___ RECORDED DATA

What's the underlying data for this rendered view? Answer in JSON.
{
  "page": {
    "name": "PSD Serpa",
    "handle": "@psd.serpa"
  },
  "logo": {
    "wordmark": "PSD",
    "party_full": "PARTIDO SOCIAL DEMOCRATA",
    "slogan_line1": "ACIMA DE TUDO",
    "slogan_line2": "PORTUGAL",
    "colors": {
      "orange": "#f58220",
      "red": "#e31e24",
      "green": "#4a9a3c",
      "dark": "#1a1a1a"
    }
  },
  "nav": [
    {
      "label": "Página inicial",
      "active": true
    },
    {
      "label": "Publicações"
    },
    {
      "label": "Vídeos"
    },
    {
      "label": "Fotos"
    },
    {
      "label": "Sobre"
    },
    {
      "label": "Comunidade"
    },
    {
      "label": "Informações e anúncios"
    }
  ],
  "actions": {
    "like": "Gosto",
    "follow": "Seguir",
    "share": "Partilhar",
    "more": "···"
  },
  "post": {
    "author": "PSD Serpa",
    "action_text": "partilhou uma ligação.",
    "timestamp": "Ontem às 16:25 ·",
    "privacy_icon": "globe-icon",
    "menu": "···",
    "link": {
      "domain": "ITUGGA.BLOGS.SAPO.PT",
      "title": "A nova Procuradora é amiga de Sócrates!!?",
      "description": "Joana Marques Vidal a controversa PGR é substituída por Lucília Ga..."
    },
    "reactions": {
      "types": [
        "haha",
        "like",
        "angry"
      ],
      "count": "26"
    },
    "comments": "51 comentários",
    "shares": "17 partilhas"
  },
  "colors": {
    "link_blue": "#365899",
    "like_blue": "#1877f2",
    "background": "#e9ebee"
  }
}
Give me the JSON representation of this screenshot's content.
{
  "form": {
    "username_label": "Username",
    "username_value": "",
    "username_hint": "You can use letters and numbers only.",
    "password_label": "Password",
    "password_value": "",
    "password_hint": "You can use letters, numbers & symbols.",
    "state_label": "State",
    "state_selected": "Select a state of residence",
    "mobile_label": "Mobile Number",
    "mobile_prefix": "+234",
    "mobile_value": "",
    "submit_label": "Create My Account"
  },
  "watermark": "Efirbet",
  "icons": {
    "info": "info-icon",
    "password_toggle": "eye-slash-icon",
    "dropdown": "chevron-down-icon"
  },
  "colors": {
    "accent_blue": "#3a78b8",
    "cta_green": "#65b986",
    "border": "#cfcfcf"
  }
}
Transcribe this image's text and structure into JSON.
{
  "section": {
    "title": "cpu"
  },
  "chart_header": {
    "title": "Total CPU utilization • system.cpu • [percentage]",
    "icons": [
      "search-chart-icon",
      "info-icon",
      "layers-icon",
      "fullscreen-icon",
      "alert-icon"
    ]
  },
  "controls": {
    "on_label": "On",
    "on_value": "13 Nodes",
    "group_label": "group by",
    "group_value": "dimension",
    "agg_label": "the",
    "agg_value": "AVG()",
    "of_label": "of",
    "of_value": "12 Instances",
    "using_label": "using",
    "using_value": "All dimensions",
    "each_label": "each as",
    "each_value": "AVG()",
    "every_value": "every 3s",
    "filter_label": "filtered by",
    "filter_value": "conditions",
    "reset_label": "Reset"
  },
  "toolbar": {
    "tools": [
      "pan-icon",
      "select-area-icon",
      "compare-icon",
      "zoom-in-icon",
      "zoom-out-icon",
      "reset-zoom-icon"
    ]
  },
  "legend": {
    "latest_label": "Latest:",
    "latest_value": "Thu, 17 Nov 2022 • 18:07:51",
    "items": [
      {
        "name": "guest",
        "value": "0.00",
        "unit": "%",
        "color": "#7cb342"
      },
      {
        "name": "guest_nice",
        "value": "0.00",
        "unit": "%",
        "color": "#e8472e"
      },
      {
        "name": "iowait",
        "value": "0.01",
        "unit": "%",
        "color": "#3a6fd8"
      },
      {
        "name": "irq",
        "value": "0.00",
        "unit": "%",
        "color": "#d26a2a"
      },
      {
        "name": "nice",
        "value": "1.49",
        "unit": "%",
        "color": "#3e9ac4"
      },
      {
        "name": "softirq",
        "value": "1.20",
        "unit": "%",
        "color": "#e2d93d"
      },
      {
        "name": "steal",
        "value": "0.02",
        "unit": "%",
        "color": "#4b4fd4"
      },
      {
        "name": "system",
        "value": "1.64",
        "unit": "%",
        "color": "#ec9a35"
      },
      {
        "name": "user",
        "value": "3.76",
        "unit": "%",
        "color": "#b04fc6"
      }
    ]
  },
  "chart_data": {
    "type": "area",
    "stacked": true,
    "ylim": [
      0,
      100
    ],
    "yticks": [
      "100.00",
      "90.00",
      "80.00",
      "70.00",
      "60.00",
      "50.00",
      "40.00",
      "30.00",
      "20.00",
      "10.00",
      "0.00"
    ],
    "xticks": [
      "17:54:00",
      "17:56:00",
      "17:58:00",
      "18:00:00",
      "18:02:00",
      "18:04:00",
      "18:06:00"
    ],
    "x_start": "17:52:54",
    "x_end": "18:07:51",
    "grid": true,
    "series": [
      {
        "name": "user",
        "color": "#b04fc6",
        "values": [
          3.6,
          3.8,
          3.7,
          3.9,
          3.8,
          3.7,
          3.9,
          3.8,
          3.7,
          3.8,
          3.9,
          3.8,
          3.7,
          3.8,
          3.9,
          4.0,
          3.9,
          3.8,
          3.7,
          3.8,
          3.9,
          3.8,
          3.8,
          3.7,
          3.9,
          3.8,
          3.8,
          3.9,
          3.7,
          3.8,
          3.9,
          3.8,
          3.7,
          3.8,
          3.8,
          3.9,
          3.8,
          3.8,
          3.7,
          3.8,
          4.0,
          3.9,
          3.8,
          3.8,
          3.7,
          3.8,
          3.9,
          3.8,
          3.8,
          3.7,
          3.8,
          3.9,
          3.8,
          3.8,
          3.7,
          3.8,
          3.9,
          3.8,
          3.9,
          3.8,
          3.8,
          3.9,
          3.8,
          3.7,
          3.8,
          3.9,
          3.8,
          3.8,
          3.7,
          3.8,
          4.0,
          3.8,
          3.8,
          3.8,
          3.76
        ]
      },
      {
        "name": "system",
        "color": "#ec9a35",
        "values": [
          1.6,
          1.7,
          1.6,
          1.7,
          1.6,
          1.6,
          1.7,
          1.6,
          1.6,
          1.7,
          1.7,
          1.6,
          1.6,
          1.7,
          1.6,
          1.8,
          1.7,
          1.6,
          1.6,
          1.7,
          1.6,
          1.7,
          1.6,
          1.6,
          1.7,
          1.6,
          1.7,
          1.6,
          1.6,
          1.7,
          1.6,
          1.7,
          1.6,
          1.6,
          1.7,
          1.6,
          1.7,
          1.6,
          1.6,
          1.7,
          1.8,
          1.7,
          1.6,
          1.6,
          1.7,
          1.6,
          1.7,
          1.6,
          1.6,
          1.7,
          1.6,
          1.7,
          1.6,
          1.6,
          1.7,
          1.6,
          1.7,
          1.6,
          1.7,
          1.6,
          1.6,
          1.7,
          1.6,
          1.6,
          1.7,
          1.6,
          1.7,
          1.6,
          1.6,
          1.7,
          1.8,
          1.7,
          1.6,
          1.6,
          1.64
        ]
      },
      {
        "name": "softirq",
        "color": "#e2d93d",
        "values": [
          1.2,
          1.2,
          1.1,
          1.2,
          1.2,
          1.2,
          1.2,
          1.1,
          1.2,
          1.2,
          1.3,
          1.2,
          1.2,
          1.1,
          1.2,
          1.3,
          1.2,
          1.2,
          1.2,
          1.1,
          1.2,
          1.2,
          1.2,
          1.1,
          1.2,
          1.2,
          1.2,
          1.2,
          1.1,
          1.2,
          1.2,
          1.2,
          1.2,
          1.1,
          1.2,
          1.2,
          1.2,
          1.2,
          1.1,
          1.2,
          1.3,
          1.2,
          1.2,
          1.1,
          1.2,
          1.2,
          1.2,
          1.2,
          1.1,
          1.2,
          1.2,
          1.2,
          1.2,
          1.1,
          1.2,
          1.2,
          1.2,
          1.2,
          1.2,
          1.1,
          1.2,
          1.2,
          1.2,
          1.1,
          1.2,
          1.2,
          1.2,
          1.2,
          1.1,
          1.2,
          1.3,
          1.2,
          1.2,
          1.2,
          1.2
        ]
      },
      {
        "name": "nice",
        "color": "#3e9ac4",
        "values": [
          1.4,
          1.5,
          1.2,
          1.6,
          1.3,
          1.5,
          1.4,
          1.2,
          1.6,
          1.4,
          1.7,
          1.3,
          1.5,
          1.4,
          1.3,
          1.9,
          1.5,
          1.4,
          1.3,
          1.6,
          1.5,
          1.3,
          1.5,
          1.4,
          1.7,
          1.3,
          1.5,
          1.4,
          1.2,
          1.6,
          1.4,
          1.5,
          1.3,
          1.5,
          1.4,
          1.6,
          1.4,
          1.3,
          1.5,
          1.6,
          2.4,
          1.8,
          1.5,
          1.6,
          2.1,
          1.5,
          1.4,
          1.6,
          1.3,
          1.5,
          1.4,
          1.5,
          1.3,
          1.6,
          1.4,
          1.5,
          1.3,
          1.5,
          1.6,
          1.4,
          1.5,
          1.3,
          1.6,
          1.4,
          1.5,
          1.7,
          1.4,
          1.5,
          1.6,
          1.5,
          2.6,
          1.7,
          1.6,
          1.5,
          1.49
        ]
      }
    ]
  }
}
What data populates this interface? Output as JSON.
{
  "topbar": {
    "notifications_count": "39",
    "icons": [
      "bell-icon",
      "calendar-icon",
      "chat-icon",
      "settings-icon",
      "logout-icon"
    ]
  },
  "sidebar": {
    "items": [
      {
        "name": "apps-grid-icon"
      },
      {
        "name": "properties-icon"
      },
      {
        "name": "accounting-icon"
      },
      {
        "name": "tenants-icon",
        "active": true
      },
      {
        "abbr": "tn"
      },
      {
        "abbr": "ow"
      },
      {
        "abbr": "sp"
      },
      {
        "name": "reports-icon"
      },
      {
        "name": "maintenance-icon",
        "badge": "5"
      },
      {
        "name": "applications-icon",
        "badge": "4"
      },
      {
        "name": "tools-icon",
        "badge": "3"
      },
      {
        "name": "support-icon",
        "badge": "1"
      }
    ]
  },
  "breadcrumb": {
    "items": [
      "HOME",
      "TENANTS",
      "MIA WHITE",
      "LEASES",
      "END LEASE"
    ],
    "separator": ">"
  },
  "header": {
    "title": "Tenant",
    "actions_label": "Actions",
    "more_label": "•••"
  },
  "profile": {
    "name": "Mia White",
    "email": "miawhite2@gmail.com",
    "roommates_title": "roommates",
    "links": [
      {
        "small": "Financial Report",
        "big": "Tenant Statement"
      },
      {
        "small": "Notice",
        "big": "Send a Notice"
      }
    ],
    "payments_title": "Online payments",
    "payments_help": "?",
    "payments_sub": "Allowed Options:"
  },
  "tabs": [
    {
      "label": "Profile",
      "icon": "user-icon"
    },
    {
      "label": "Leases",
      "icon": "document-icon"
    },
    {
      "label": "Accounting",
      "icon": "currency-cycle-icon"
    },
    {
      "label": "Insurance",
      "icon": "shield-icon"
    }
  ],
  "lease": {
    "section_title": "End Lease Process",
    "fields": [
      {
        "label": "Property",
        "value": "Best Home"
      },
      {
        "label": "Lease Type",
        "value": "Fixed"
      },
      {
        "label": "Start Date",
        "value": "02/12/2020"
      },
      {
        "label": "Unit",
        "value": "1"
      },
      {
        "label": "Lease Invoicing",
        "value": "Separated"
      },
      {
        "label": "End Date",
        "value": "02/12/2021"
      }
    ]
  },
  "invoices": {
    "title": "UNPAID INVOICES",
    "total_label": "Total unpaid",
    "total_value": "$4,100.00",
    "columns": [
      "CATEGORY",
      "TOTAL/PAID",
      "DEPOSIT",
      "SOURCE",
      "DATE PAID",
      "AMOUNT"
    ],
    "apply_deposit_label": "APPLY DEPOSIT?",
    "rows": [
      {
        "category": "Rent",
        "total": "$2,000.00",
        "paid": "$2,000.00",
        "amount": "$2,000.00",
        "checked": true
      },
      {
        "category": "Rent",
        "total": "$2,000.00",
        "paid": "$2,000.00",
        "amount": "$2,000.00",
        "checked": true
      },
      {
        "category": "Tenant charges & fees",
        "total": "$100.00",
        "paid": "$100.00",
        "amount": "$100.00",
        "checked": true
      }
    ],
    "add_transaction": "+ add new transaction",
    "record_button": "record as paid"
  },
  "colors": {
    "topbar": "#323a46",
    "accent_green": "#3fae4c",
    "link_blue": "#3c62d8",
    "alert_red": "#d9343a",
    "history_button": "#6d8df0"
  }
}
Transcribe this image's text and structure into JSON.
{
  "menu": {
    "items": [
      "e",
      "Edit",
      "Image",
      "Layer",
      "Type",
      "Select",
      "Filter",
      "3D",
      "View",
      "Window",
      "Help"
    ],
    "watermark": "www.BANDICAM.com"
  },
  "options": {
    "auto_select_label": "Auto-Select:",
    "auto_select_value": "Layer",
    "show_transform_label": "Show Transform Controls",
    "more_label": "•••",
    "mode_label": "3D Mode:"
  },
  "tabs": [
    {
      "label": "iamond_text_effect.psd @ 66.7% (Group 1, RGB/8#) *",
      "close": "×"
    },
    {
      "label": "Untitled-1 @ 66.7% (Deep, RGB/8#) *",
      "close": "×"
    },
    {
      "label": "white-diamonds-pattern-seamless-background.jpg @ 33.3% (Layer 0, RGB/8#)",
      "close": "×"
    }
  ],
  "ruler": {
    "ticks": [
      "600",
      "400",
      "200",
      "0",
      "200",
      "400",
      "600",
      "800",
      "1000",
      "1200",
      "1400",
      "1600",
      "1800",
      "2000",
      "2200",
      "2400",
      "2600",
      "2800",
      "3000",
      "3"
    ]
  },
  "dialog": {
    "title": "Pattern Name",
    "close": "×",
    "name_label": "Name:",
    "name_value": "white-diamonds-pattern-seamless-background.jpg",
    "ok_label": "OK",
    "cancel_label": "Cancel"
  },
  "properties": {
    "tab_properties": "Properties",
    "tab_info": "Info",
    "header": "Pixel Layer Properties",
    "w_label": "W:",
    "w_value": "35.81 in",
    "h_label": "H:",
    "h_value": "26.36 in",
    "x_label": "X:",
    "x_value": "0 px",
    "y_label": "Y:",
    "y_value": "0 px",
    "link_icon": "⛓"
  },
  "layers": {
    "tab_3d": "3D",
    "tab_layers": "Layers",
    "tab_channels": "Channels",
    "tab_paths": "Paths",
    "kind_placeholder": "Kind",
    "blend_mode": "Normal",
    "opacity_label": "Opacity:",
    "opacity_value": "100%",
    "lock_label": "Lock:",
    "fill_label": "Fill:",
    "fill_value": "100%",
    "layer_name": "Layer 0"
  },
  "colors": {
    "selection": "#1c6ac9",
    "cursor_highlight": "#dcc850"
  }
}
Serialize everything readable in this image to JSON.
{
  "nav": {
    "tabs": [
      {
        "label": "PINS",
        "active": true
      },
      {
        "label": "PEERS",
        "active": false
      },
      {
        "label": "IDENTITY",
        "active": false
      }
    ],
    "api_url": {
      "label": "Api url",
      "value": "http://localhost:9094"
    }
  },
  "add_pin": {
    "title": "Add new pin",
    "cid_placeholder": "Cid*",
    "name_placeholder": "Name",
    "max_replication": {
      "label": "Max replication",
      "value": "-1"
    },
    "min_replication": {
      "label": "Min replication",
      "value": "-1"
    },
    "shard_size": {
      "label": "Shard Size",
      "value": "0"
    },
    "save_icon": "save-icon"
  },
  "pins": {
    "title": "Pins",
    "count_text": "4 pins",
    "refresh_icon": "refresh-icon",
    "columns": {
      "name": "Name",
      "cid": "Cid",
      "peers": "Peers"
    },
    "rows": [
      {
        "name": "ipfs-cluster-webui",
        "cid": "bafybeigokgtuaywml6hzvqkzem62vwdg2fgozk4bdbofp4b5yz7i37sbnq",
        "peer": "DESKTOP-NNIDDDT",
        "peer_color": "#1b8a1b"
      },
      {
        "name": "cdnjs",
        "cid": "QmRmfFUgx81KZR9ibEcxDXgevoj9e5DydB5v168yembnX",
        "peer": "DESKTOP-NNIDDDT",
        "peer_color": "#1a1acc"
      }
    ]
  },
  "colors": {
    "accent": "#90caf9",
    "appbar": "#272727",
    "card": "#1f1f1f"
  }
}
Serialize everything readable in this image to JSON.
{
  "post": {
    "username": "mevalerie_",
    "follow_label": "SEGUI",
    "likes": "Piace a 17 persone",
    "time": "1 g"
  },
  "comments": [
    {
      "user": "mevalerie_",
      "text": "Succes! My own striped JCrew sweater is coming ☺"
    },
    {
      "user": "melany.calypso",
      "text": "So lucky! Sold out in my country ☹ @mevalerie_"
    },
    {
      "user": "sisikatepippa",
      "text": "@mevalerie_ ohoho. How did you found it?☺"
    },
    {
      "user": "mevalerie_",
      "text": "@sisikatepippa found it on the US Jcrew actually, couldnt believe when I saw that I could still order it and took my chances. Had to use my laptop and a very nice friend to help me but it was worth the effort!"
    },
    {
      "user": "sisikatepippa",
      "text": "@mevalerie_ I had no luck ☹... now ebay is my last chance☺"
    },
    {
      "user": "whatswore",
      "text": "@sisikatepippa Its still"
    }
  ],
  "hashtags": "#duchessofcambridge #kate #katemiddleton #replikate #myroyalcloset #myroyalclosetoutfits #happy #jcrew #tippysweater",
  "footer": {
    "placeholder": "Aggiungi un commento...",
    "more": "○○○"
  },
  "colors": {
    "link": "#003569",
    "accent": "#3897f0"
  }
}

______

* [EXERCISE]
Only lines with the word "seamless" should be collected from the material.

* [RESPONSE BELOW]
      "label": "white-diamonds-pattern-seamless-background.jpg @ 33.3% (Layer 0, RGB/8#)",
    "name_value": "white-diamonds-pattern-seamless-background.jpg",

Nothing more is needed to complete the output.